[Dataset listings of figures]
· · · · ·
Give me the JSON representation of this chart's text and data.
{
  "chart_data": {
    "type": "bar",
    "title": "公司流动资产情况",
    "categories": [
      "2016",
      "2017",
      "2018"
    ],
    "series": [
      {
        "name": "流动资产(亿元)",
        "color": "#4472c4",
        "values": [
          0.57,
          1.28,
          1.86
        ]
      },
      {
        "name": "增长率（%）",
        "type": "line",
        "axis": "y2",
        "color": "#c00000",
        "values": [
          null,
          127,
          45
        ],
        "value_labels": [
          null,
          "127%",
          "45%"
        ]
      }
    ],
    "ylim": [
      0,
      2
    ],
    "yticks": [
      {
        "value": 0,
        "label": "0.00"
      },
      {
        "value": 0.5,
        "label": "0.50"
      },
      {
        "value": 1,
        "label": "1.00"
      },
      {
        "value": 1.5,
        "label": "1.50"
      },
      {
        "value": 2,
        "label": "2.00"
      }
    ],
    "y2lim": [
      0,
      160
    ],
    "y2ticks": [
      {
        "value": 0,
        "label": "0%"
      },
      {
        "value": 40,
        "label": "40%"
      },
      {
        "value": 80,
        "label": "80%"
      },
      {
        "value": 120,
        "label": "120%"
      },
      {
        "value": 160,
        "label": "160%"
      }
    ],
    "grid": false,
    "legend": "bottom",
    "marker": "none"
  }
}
· · · · ·
Copy out each line above, character for character.

Give me the JSON representation of this chart's text and data.
{
  "chart_data": {
    "type": "bar",
    "title": "公司流动资产情况",
    "categories": [
      "2016",
      "2017",
      "2018"
    ],
    "series": [
      {
        "name": "流动资产(亿元)",
        "color": "#4472c4",
        "values": [
          0.57,
          1.28,
          1.86
        ]
      },
      {
        "name": "增长率（%）",
        "type": "line",
        "axis": "y2",
        "color": "#c00000",
        "values": [
          null,
          127,
          45
        ],
        "value_labels": [
          null,
          "127%",
          "45%"
        ]
      }
    ],
    "ylim": [
      0,
      2
    ],
    "yticks": [
      {
        "value": 0,
        "label": "0.00"
      },
      {
        "value": 0.5,
        "label": "0.50"
      },
      {
        "value": 1,
        "label": "1.00"
      },
      {
        "value": 1.5,
        "label": "1.50"
      },
      {
        "value": 2,
        "label": "2.00"
      }
    ],
    "y2lim": [
      0,
      160
    ],
    "y2ticks": [
      {
        "value": 0,
        "label": "0%"
      },
      {
        "value": 40,
        "label": "40%"
      },
      {
        "value": 80,
        "label": "80%"
      },
      {
        "value": 120,
        "label": "120%"
      },
      {
        "value": 160,
        "label": "160%"
      }
    ],
    "grid": false,
    "legend": "bottom",
    "marker": "none"
  }
}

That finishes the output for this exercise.